#### Problem description:
Please state how many lines in the records contain the string "this", with no words besides the number.

(Dataset rows about figures)
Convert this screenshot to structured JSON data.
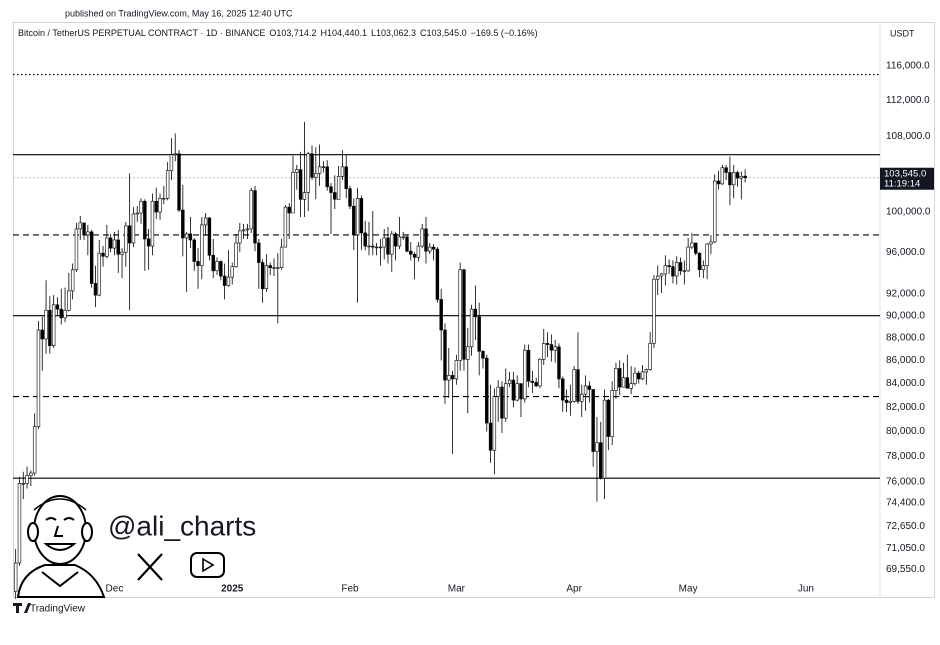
{
  "published": "published on TradingView.com, May 16, 2025 12:40 UTC",
  "watermark": {
    "handle": "@ali_charts"
  },
  "footer": {
    "brand": "TradingView"
  },
  "chart_data": {
    "type": "candlestick",
    "title": "Bitcoin / TetherUS PERPETUAL CONTRACT · 1D · BINANCE",
    "ohlc_labels": [
      "O103,714.2",
      "H104,440.1",
      "L103,062.3",
      "C103,545.0",
      "−169.5 (−0.16%)"
    ],
    "currency": "USDT",
    "log_scale": true,
    "grid": false,
    "up_color": "#ffffff",
    "down_color": "#000000",
    "outline_color": "#000000",
    "ylim": [
      68800,
      118500
    ],
    "yticks": [
      {
        "value": 116000,
        "label": "116,000.0"
      },
      {
        "value": 112000,
        "label": "112,000.0"
      },
      {
        "value": 108000,
        "label": "108,000.0"
      },
      {
        "value": 100000,
        "label": "100,000.0"
      },
      {
        "value": 96000,
        "label": "96,000.0"
      },
      {
        "value": 92000,
        "label": "92,000.0"
      },
      {
        "value": 90000,
        "label": "90,000.0"
      },
      {
        "value": 88000,
        "label": "88,000.0"
      },
      {
        "value": 86000,
        "label": "86,000.0"
      },
      {
        "value": 84000,
        "label": "84,000.0"
      },
      {
        "value": 82000,
        "label": "82,000.0"
      },
      {
        "value": 80000,
        "label": "80,000.0"
      },
      {
        "value": 78000,
        "label": "78,000.0"
      },
      {
        "value": 76000,
        "label": "76,000.0"
      },
      {
        "value": 74400,
        "label": "74,400.0"
      },
      {
        "value": 72650,
        "label": "72,650.0"
      },
      {
        "value": 71050,
        "label": "71,050.0"
      },
      {
        "value": 69550,
        "label": "69,550.0"
      }
    ],
    "xlim": [
      -0.7,
      227.5
    ],
    "xticks": [
      {
        "value": 26,
        "label": "Dec"
      },
      {
        "value": 57,
        "label": "2025"
      },
      {
        "value": 88,
        "label": "Feb"
      },
      {
        "value": 116,
        "label": "Mar"
      },
      {
        "value": 147,
        "label": "Apr"
      },
      {
        "value": 177,
        "label": "May"
      },
      {
        "value": 208,
        "label": "Jun"
      }
    ],
    "levels": [
      {
        "value": 115000,
        "style": "dotted"
      },
      {
        "value": 106000,
        "style": "solid"
      },
      {
        "value": 97700,
        "style": "dashed"
      },
      {
        "value": 90000,
        "style": "solid"
      },
      {
        "value": 82900,
        "style": "dashed"
      },
      {
        "value": 76300,
        "style": "solid"
      }
    ],
    "last_price_label": "103,545.0",
    "countdown": "11:19:14",
    "candles": [
      [
        68000,
        71000,
        67500,
        70000
      ],
      [
        70000,
        76400,
        69800,
        75900
      ],
      [
        75900,
        76800,
        74700,
        75900
      ],
      [
        75900,
        77200,
        75500,
        76500
      ],
      [
        76500,
        76900,
        75700,
        76700
      ],
      [
        76700,
        81500,
        76500,
        80400
      ],
      [
        80400,
        89500,
        80200,
        88700
      ],
      [
        88700,
        89900,
        85100,
        87900
      ],
      [
        87900,
        93300,
        86600,
        90500
      ],
      [
        90500,
        91800,
        86600,
        87300
      ],
      [
        87300,
        91900,
        87100,
        91000
      ],
      [
        91000,
        91700,
        90000,
        90600
      ],
      [
        90600,
        92500,
        89200,
        89800
      ],
      [
        89800,
        92600,
        89400,
        90500
      ],
      [
        90500,
        94000,
        90400,
        92300
      ],
      [
        92300,
        94900,
        91500,
        94300
      ],
      [
        94300,
        98900,
        94100,
        98300
      ],
      [
        98300,
        99600,
        97200,
        98900
      ],
      [
        98900,
        98900,
        97200,
        97700
      ],
      [
        97700,
        98700,
        95700,
        98000
      ],
      [
        98000,
        98200,
        92600,
        93000
      ],
      [
        93000,
        94700,
        90800,
        91900
      ],
      [
        91900,
        97200,
        91800,
        95900
      ],
      [
        95900,
        96600,
        94600,
        95600
      ],
      [
        95600,
        98700,
        95400,
        97400
      ],
      [
        97400,
        97800,
        96000,
        96400
      ],
      [
        96400,
        98000,
        95700,
        97200
      ],
      [
        97200,
        98200,
        94000,
        95800
      ],
      [
        95800,
        96400,
        93500,
        96000
      ],
      [
        96000,
        99000,
        94600,
        98600
      ],
      [
        98600,
        104000,
        90500,
        96900
      ],
      [
        96900,
        100500,
        96500,
        99800
      ],
      [
        99800,
        100600,
        99000,
        99900
      ],
      [
        99900,
        101400,
        98800,
        101100
      ],
      [
        101100,
        101300,
        94200,
        97300
      ],
      [
        97300,
        98300,
        94300,
        96600
      ],
      [
        96600,
        101900,
        95700,
        101100
      ],
      [
        101100,
        102500,
        99300,
        100000
      ],
      [
        100000,
        101900,
        99200,
        101400
      ],
      [
        101400,
        102700,
        100800,
        101400
      ],
      [
        101400,
        105200,
        101200,
        104300
      ],
      [
        104300,
        107800,
        103300,
        106000
      ],
      [
        106000,
        108300,
        105300,
        106100
      ],
      [
        106100,
        106500,
        100000,
        100200
      ],
      [
        100200,
        102800,
        95600,
        97400
      ],
      [
        97400,
        98000,
        92200,
        97800
      ],
      [
        97800,
        99500,
        96400,
        97200
      ],
      [
        97200,
        97400,
        94200,
        95100
      ],
      [
        95100,
        96400,
        92500,
        94700
      ],
      [
        94700,
        99500,
        93400,
        98700
      ],
      [
        98700,
        99900,
        97600,
        99400
      ],
      [
        99400,
        99500,
        95200,
        95700
      ],
      [
        95700,
        97300,
        93500,
        94200
      ],
      [
        94200,
        95500,
        93800,
        95100
      ],
      [
        95100,
        95200,
        93300,
        93700
      ],
      [
        93700,
        94900,
        91500,
        92800
      ],
      [
        92800,
        96200,
        92700,
        93600
      ],
      [
        93600,
        95000,
        92900,
        94600
      ],
      [
        94600,
        97800,
        94500,
        96900
      ],
      [
        96900,
        98900,
        96000,
        98100
      ],
      [
        98100,
        98800,
        97300,
        98200
      ],
      [
        98200,
        98800,
        97300,
        98300
      ],
      [
        98300,
        102500,
        97900,
        102200
      ],
      [
        102200,
        102700,
        96100,
        96900
      ],
      [
        96900,
        97300,
        92500,
        95000
      ],
      [
        95000,
        95300,
        91200,
        92500
      ],
      [
        92500,
        95800,
        92200,
        94700
      ],
      [
        94700,
        95000,
        93800,
        94500
      ],
      [
        94500,
        95400,
        93700,
        94500
      ],
      [
        94500,
        95900,
        89300,
        94500
      ],
      [
        94500,
        97300,
        94300,
        96500
      ],
      [
        96500,
        100700,
        96500,
        100500
      ],
      [
        100500,
        100900,
        97300,
        99900
      ],
      [
        99900,
        105900,
        99900,
        104100
      ],
      [
        104100,
        104900,
        102300,
        104400
      ],
      [
        104400,
        106300,
        99500,
        101300
      ],
      [
        101300,
        109600,
        99500,
        102000
      ],
      [
        102000,
        106300,
        100100,
        106100
      ],
      [
        106100,
        107000,
        103300,
        103600
      ],
      [
        103600,
        106800,
        101300,
        104000
      ],
      [
        104000,
        107100,
        102700,
        104700
      ],
      [
        104700,
        105300,
        104100,
        104700
      ],
      [
        104700,
        105400,
        102200,
        102600
      ],
      [
        102600,
        103000,
        97800,
        102000
      ],
      [
        102000,
        103800,
        100300,
        101300
      ],
      [
        101300,
        104800,
        101300,
        103700
      ],
      [
        103700,
        106500,
        103300,
        104700
      ],
      [
        104700,
        106000,
        101400,
        102400
      ],
      [
        102400,
        102700,
        100300,
        100600
      ],
      [
        100600,
        101400,
        96200,
        97700
      ],
      [
        97700,
        102500,
        91200,
        101400
      ],
      [
        101400,
        101700,
        96200,
        97900
      ],
      [
        97900,
        99100,
        96200,
        96600
      ],
      [
        96600,
        99000,
        95700,
        96600
      ],
      [
        96600,
        100100,
        95700,
        96500
      ],
      [
        96500,
        96900,
        95700,
        96500
      ],
      [
        96500,
        97300,
        94700,
        96500
      ],
      [
        96500,
        98300,
        95300,
        97400
      ],
      [
        97400,
        98500,
        94900,
        95800
      ],
      [
        95800,
        98100,
        94100,
        97800
      ],
      [
        97800,
        98000,
        95200,
        96600
      ],
      [
        96600,
        99500,
        96300,
        97500
      ],
      [
        97500,
        98000,
        97200,
        97500
      ],
      [
        97500,
        97700,
        96000,
        96100
      ],
      [
        96100,
        97000,
        95200,
        95800
      ],
      [
        95800,
        96000,
        93400,
        95500
      ],
      [
        95500,
        97000,
        95100,
        96600
      ],
      [
        96600,
        98800,
        96400,
        98300
      ],
      [
        98300,
        99500,
        94900,
        96100
      ],
      [
        96100,
        96900,
        95800,
        96500
      ],
      [
        96500,
        96800,
        95200,
        96300
      ],
      [
        96300,
        96500,
        91200,
        91500
      ],
      [
        91500,
        92500,
        86000,
        88700
      ],
      [
        88700,
        89300,
        82300,
        84300
      ],
      [
        84300,
        87100,
        82800,
        84700
      ],
      [
        84700,
        85100,
        78200,
        84400
      ],
      [
        84400,
        86500,
        83900,
        86000
      ],
      [
        86000,
        95000,
        85100,
        94300
      ],
      [
        94300,
        94400,
        85100,
        86100
      ],
      [
        86100,
        88900,
        81500,
        87200
      ],
      [
        87200,
        91000,
        86400,
        90600
      ],
      [
        90600,
        92800,
        87800,
        89900
      ],
      [
        89900,
        91200,
        84700,
        86800
      ],
      [
        86800,
        86900,
        85300,
        86200
      ],
      [
        86200,
        86500,
        80000,
        80700
      ],
      [
        80700,
        83900,
        77500,
        78500
      ],
      [
        78500,
        83600,
        76600,
        82900
      ],
      [
        82900,
        84300,
        80800,
        83700
      ],
      [
        83700,
        84200,
        79900,
        81100
      ],
      [
        81100,
        85300,
        80800,
        84000
      ],
      [
        84000,
        85000,
        83700,
        84300
      ],
      [
        84300,
        85000,
        82000,
        82600
      ],
      [
        82600,
        84700,
        82500,
        84000
      ],
      [
        84000,
        84000,
        81200,
        82700
      ],
      [
        82700,
        87400,
        82400,
        86900
      ],
      [
        86900,
        87400,
        83700,
        84200
      ],
      [
        84200,
        85100,
        83200,
        84100
      ],
      [
        84100,
        84500,
        83700,
        83800
      ],
      [
        83800,
        86200,
        83600,
        86100
      ],
      [
        86100,
        88800,
        85600,
        87500
      ],
      [
        87500,
        88500,
        86300,
        87400
      ],
      [
        87400,
        88300,
        85900,
        86900
      ],
      [
        86900,
        87800,
        85800,
        87200
      ],
      [
        87200,
        87500,
        83600,
        84400
      ],
      [
        84400,
        84600,
        81600,
        82600
      ],
      [
        82600,
        83500,
        81600,
        82400
      ],
      [
        82400,
        83900,
        81300,
        82500
      ],
      [
        82500,
        85500,
        82400,
        85200
      ],
      [
        85200,
        88500,
        82300,
        82500
      ],
      [
        82500,
        83900,
        81200,
        83100
      ],
      [
        83100,
        84700,
        81700,
        83800
      ],
      [
        83800,
        84200,
        82400,
        83500
      ],
      [
        83500,
        83500,
        77200,
        78400
      ],
      [
        78400,
        81200,
        74500,
        79100
      ],
      [
        79100,
        80800,
        76200,
        76300
      ],
      [
        76300,
        83500,
        74700,
        82600
      ],
      [
        82600,
        82700,
        78500,
        79600
      ],
      [
        79600,
        84200,
        78900,
        83400
      ],
      [
        83400,
        85800,
        82700,
        85300
      ],
      [
        85300,
        86000,
        83000,
        83700
      ],
      [
        83700,
        85800,
        83700,
        84500
      ],
      [
        84500,
        86500,
        83600,
        83600
      ],
      [
        83600,
        85500,
        83100,
        84000
      ],
      [
        84000,
        85400,
        83800,
        84900
      ],
      [
        84900,
        85100,
        84000,
        84400
      ],
      [
        84400,
        85600,
        84300,
        85000
      ],
      [
        85000,
        85300,
        83900,
        85200
      ],
      [
        85200,
        88500,
        85100,
        87500
      ],
      [
        87500,
        93800,
        87100,
        93400
      ],
      [
        93400,
        94700,
        91900,
        93700
      ],
      [
        93700,
        94000,
        92100,
        93900
      ],
      [
        93900,
        95700,
        92800,
        94700
      ],
      [
        94700,
        95300,
        93900,
        94600
      ],
      [
        94600,
        95200,
        93000,
        93700
      ],
      [
        93700,
        95600,
        92900,
        95000
      ],
      [
        95000,
        95500,
        93800,
        94200
      ],
      [
        94200,
        95200,
        92900,
        94200
      ],
      [
        94200,
        97400,
        94100,
        96500
      ],
      [
        96500,
        97900,
        96300,
        96900
      ],
      [
        96900,
        96900,
        95700,
        95900
      ],
      [
        95900,
        96000,
        93600,
        94300
      ],
      [
        94300,
        95200,
        93500,
        94700
      ],
      [
        94700,
        96900,
        93400,
        96800
      ],
      [
        96800,
        97700,
        95800,
        97000
      ],
      [
        97000,
        103900,
        96900,
        103200
      ],
      [
        103200,
        104300,
        102300,
        102900
      ],
      [
        102900,
        104900,
        102800,
        104600
      ],
      [
        104600,
        104900,
        103300,
        104100
      ],
      [
        104100,
        105800,
        100700,
        102800
      ],
      [
        102800,
        104900,
        101400,
        104100
      ],
      [
        104100,
        104300,
        102600,
        103500
      ],
      [
        103500,
        104200,
        101300,
        103700
      ],
      [
        103714.2,
        104440.1,
        103062.3,
        103545.0
      ]
    ]
  }
}
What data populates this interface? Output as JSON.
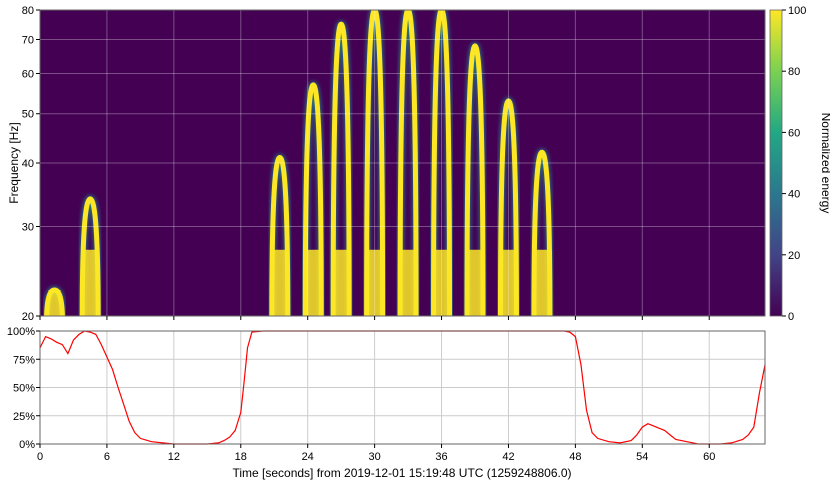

#### Result below:
2